Listed entries |
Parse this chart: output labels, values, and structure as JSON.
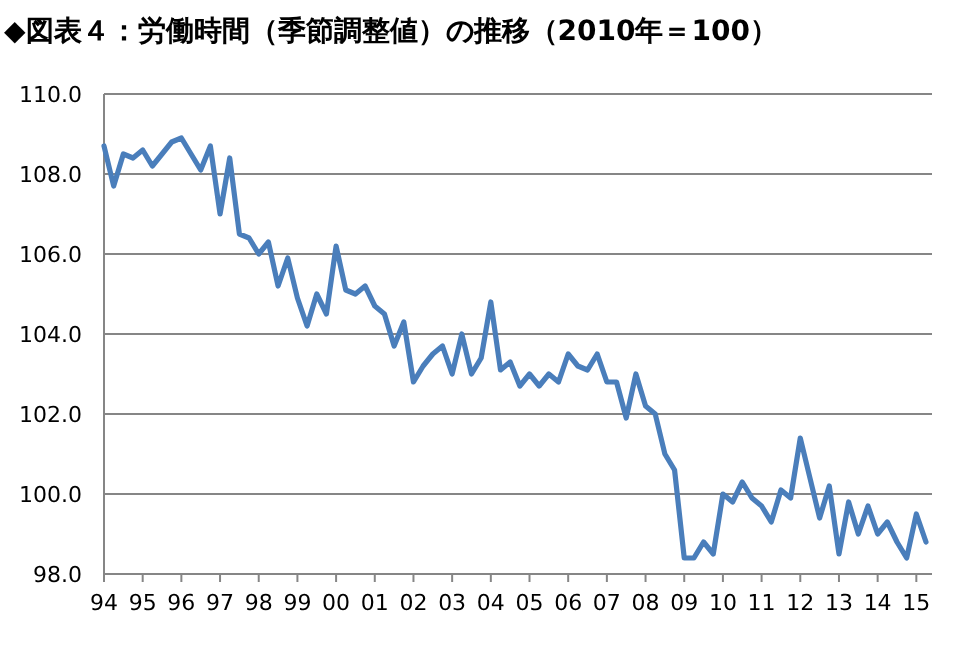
{
  "chart_data": {
    "type": "line",
    "title": "◆図表４：労働時間（季節調整値）の推移（2010年＝100）",
    "categories": [
      "94",
      null,
      null,
      null,
      "95",
      null,
      null,
      null,
      "96",
      null,
      null,
      null,
      "97",
      null,
      null,
      null,
      "98",
      null,
      null,
      null,
      "99",
      null,
      null,
      null,
      "00",
      null,
      null,
      null,
      "01",
      null,
      null,
      null,
      "02",
      null,
      null,
      null,
      "03",
      null,
      null,
      null,
      "04",
      null,
      null,
      null,
      "05",
      null,
      null,
      null,
      "06",
      null,
      null,
      null,
      "07",
      null,
      null,
      null,
      "08",
      null,
      null,
      null,
      "09",
      null,
      null,
      null,
      "10",
      null,
      null,
      null,
      "11",
      null,
      null,
      null,
      "12",
      null,
      null,
      null,
      "13",
      null,
      null,
      null,
      "14",
      null,
      null,
      null,
      "15",
      null
    ],
    "series": [
      {
        "color": "#4a7ebb",
        "values": [
          108.7,
          107.7,
          108.5,
          108.4,
          108.6,
          108.2,
          108.5,
          108.8,
          108.9,
          108.5,
          108.1,
          108.7,
          107.0,
          108.4,
          106.5,
          106.4,
          106.0,
          106.3,
          105.2,
          105.9,
          104.9,
          104.2,
          105.0,
          104.5,
          106.2,
          105.1,
          105.0,
          105.2,
          104.7,
          104.5,
          103.7,
          104.3,
          102.8,
          103.2,
          103.5,
          103.7,
          103.0,
          104.0,
          103.0,
          103.4,
          104.8,
          103.1,
          103.3,
          102.7,
          103.0,
          102.7,
          103.0,
          102.8,
          103.5,
          103.2,
          103.1,
          103.5,
          102.8,
          102.8,
          101.9,
          103.0,
          102.2,
          102.0,
          101.0,
          100.6,
          98.4,
          98.4,
          98.8,
          98.5,
          100.0,
          99.8,
          100.3,
          99.9,
          99.7,
          99.3,
          100.1,
          99.9,
          101.4,
          100.4,
          99.4,
          100.2,
          98.5,
          99.8,
          99.0,
          99.7,
          99.0,
          99.3,
          98.8,
          98.4,
          99.5,
          98.8
        ]
      }
    ],
    "ylim": [
      98,
      110
    ],
    "yticks": [
      {
        "value": 98,
        "label": "98.0"
      },
      {
        "value": 100,
        "label": "100.0"
      },
      {
        "value": 102,
        "label": "102.0"
      },
      {
        "value": 104,
        "label": "104.0"
      },
      {
        "value": 106,
        "label": "106.0"
      },
      {
        "value": 108,
        "label": "108.0"
      },
      {
        "value": 110,
        "label": "110.0"
      }
    ],
    "grid": "y"
  }
}
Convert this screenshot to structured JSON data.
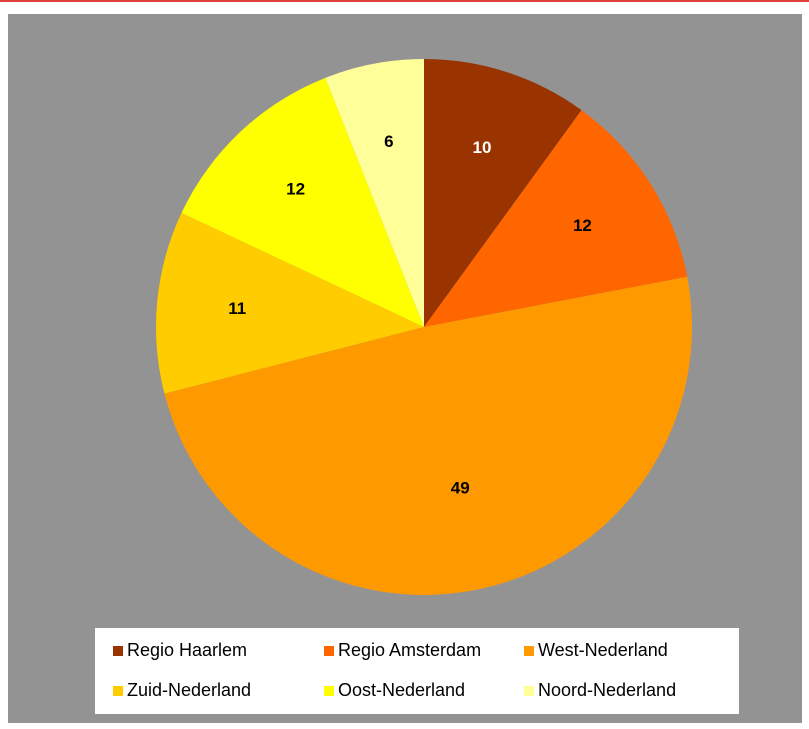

Problem to solve |
Using the listing above, pick out each line that contains the word "JSON", then copy it.

Final result |
Parse this chart: output labels, values, and structure as JSON.
Convert this screenshot to structured JSON data.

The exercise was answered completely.